Filter the entries below, keeping only lines with the word "white".

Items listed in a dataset
|---|
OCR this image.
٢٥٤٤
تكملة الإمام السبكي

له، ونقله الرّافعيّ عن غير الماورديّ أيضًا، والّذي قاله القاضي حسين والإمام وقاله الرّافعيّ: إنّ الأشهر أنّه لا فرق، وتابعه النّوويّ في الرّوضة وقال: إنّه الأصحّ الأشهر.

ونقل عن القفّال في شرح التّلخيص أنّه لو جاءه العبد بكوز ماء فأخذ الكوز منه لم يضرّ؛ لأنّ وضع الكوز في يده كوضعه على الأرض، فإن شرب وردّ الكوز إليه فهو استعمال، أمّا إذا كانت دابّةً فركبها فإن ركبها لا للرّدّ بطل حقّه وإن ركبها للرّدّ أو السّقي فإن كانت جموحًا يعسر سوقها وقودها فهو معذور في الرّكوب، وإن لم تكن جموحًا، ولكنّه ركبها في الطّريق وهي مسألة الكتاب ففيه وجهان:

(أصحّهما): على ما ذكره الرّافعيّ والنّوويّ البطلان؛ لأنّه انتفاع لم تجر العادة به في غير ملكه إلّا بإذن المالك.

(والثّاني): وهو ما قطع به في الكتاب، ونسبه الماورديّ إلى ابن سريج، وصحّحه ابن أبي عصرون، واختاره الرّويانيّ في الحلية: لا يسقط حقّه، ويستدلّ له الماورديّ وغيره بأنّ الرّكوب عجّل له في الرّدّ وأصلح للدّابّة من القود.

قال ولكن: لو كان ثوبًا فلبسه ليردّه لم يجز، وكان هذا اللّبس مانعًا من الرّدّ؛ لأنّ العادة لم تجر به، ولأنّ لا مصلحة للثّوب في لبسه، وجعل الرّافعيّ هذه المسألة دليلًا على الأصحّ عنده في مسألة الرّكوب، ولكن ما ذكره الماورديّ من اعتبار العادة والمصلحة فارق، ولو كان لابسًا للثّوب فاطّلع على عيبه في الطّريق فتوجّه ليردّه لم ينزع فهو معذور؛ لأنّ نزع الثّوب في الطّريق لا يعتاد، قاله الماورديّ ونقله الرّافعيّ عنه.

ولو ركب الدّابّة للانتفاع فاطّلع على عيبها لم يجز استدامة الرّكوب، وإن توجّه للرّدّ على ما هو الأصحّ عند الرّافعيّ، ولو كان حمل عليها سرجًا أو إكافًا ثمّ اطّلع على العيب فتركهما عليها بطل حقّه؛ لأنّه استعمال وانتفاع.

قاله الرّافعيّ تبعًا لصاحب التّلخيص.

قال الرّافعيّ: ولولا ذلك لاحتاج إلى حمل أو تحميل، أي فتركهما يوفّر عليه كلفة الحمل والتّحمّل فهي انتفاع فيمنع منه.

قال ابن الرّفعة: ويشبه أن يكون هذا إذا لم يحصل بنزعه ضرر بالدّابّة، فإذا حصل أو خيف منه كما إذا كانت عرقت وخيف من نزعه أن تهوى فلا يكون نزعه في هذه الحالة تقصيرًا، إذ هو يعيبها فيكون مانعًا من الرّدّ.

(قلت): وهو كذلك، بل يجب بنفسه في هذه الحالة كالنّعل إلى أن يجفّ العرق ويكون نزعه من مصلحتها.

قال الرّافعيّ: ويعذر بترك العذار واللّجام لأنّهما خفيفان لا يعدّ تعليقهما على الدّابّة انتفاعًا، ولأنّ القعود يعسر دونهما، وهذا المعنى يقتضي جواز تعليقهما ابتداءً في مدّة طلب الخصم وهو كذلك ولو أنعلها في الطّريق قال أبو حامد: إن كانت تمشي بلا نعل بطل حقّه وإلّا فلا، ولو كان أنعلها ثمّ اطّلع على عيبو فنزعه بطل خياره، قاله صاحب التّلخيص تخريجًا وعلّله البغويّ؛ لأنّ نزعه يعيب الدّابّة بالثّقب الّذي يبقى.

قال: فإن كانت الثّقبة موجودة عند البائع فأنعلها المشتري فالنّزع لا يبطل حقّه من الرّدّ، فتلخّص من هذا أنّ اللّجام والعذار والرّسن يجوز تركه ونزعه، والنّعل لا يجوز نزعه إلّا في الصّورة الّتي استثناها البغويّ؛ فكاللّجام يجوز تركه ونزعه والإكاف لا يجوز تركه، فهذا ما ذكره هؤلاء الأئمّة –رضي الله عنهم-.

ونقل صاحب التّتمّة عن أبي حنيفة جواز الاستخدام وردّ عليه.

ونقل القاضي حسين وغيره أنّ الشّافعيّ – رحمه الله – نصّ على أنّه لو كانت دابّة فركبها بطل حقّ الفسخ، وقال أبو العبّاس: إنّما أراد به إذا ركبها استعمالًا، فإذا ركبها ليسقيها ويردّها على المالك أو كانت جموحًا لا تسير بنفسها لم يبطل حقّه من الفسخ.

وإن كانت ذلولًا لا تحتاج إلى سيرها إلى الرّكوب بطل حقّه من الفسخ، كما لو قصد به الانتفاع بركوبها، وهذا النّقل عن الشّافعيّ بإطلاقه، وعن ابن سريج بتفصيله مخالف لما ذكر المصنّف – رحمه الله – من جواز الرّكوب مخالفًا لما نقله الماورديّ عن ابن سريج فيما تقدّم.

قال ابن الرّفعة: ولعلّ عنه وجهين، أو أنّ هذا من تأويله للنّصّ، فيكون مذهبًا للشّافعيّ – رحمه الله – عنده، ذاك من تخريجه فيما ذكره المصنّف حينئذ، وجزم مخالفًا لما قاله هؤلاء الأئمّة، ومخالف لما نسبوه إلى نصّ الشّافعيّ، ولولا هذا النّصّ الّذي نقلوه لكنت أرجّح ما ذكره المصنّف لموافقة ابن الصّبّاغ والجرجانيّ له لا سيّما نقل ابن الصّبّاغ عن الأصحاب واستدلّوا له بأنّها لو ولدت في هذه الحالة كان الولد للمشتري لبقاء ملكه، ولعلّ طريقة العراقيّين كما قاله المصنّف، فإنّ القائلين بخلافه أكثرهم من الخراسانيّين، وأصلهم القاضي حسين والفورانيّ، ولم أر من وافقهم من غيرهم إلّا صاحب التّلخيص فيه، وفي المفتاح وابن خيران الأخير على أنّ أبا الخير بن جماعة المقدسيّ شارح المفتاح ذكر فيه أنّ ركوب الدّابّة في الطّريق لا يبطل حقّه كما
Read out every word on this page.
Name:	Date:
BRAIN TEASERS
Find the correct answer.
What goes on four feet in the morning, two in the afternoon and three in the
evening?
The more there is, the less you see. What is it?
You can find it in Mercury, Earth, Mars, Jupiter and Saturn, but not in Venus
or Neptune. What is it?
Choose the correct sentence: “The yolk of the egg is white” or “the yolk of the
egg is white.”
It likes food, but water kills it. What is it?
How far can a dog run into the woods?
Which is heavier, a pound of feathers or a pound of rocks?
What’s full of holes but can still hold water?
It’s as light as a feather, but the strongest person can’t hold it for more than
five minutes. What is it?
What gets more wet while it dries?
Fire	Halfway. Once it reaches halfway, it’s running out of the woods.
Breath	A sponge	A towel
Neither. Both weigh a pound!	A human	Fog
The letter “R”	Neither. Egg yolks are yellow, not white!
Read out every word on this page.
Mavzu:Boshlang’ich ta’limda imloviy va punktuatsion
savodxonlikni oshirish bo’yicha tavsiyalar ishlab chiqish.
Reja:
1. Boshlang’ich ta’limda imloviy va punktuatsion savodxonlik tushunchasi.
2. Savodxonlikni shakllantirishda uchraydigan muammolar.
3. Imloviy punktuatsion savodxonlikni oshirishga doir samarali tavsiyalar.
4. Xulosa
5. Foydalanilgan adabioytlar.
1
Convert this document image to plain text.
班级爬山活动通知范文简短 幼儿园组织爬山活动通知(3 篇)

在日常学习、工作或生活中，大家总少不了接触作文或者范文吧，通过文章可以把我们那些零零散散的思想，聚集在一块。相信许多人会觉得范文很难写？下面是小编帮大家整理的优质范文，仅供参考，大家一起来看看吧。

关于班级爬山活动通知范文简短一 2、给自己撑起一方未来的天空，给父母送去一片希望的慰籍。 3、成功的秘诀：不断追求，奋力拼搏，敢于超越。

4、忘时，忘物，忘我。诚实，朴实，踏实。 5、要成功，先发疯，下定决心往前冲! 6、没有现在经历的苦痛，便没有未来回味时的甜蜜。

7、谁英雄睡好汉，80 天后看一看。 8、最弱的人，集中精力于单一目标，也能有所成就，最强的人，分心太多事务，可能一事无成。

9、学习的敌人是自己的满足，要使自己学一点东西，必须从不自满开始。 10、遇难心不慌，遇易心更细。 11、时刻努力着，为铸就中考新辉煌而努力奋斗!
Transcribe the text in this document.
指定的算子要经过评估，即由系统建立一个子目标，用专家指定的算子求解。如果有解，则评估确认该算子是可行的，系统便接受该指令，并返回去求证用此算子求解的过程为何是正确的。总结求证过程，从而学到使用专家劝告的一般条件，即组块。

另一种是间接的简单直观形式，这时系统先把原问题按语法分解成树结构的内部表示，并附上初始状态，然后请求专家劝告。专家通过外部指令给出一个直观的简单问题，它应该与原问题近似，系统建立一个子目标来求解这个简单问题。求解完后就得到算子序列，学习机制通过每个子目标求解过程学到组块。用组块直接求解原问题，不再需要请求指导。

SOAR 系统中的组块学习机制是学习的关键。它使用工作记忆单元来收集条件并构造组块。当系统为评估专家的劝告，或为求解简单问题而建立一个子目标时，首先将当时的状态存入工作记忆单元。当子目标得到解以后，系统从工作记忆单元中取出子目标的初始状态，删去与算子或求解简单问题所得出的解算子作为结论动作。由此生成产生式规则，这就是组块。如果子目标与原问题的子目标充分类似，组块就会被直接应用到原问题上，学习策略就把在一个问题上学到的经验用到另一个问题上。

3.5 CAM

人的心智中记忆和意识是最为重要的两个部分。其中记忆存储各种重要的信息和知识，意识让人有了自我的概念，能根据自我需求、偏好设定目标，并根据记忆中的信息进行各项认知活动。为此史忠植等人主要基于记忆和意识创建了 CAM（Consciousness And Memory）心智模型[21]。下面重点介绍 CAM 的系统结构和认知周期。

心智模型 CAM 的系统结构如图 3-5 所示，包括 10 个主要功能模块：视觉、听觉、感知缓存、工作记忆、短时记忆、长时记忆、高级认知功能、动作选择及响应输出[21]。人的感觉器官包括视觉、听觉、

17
|---|
Solution -
Choose the correct sentence: “The yolk of the egg is white” or “the yolk of the
egg is white.”
The letter “R”	Neither. Egg yolks are yellow, not white!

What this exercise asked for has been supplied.